Input for this task:
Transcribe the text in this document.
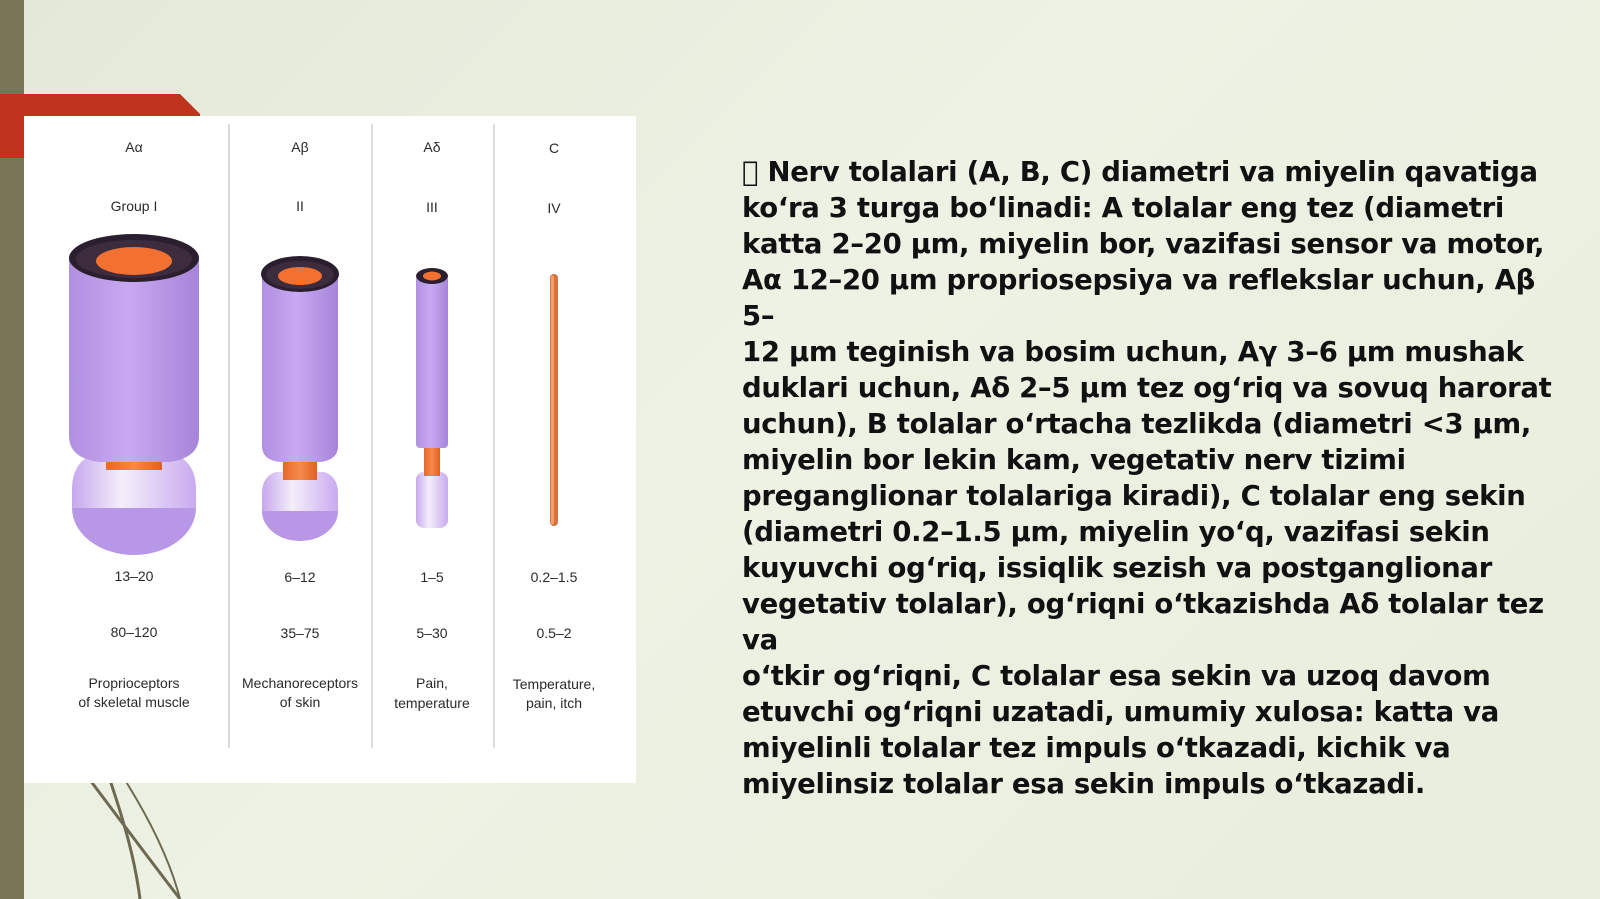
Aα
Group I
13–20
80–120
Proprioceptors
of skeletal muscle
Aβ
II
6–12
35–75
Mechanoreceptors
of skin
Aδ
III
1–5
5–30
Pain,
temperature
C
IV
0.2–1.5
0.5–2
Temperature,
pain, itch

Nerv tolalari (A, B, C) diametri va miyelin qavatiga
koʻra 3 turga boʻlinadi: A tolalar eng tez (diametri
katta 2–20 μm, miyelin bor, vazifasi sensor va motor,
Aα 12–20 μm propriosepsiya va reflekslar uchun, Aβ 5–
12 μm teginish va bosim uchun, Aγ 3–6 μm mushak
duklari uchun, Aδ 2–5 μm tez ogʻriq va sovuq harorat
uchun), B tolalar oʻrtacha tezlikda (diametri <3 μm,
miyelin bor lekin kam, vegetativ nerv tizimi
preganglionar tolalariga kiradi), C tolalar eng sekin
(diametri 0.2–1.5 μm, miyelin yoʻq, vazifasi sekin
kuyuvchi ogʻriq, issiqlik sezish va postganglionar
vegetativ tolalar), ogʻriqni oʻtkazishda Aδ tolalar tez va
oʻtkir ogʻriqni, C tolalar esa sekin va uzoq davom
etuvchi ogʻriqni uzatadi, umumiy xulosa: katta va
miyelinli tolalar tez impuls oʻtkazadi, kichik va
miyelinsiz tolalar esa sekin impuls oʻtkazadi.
--
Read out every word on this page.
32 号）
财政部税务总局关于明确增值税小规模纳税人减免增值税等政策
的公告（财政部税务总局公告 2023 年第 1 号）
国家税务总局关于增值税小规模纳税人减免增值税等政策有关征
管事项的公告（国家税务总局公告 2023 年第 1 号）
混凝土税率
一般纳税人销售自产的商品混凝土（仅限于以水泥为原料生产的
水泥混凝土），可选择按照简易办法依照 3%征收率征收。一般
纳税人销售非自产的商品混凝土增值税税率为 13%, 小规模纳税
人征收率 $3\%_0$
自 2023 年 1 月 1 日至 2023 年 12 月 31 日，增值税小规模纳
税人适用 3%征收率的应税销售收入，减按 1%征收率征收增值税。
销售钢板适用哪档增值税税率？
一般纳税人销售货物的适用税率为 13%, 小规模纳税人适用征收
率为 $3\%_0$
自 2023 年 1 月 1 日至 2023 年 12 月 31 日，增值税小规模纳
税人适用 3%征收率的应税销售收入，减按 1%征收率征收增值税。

The problem: Reply with one number only, the count of lines above that hold the string "diametri".

Exercise answer: 4